_Required work_
Run through the records and, wherever a line holds the word "plasma", return that line.

Data for this exercise below:

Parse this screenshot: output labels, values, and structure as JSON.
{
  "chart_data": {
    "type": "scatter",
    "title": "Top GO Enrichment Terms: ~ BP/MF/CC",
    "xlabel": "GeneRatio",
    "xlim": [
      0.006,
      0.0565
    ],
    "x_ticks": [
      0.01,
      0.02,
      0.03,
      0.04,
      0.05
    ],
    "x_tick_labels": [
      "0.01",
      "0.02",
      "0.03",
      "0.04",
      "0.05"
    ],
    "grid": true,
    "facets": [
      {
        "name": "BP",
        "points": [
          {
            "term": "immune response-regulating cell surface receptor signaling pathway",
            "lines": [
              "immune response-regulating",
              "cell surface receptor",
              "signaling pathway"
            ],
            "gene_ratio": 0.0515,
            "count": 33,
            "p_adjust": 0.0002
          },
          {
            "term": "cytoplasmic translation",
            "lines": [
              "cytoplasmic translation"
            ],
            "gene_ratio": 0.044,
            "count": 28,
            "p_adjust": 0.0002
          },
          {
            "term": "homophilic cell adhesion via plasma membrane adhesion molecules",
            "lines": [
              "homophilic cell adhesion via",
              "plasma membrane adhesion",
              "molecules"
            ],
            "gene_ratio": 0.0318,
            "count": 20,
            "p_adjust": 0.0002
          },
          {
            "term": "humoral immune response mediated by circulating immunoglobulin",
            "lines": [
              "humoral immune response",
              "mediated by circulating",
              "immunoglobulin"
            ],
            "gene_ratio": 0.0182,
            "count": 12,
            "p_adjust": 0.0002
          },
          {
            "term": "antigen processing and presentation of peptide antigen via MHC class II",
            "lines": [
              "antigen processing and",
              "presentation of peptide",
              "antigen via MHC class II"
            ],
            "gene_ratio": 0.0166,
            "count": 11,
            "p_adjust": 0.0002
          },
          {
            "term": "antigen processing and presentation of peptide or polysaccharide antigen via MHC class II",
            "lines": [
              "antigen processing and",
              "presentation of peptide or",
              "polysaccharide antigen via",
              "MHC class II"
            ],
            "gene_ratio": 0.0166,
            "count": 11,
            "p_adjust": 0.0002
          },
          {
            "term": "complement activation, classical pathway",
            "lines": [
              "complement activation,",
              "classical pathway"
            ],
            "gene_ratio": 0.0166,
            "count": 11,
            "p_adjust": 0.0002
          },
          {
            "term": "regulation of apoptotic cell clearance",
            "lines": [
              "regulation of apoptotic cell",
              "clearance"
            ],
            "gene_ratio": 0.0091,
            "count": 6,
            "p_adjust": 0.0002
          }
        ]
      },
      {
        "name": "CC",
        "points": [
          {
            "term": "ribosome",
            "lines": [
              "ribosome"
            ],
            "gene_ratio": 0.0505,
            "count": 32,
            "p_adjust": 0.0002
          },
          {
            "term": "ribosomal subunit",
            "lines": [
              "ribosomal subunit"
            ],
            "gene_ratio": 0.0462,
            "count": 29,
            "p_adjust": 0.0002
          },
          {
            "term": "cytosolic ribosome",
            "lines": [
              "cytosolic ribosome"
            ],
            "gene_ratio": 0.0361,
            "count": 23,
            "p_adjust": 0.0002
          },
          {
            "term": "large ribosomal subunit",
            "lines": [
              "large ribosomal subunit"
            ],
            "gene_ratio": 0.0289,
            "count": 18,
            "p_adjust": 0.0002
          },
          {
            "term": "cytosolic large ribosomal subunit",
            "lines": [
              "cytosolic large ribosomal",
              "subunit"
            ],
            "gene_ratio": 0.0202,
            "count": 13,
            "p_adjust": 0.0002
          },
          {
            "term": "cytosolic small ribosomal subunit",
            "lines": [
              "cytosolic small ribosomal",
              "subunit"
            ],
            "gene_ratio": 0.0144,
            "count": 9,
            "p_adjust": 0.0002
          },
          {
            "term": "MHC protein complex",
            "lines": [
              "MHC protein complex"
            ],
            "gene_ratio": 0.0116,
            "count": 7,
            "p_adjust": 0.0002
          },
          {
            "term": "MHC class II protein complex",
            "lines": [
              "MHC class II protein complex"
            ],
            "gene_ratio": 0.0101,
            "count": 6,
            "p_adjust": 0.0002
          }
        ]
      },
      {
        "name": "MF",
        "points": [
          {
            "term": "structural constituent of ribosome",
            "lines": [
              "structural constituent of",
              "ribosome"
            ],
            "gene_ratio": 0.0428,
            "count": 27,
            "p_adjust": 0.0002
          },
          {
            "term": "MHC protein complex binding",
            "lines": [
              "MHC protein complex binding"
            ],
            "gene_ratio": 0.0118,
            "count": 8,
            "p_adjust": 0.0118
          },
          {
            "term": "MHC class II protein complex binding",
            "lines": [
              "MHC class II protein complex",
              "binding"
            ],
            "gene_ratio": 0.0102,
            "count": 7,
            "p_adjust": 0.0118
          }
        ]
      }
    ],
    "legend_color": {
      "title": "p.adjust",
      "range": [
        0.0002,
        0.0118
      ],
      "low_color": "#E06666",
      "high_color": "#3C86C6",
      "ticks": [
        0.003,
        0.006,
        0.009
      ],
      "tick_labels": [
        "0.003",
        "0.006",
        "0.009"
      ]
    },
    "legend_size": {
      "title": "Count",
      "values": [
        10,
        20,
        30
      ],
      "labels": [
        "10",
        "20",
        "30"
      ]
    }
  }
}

End of Data for this exercise.

_Solution to the problem_
            "term": "homophilic cell adhesion via plasma membrane adhesion molecules",
              "plasma membrane adhesion",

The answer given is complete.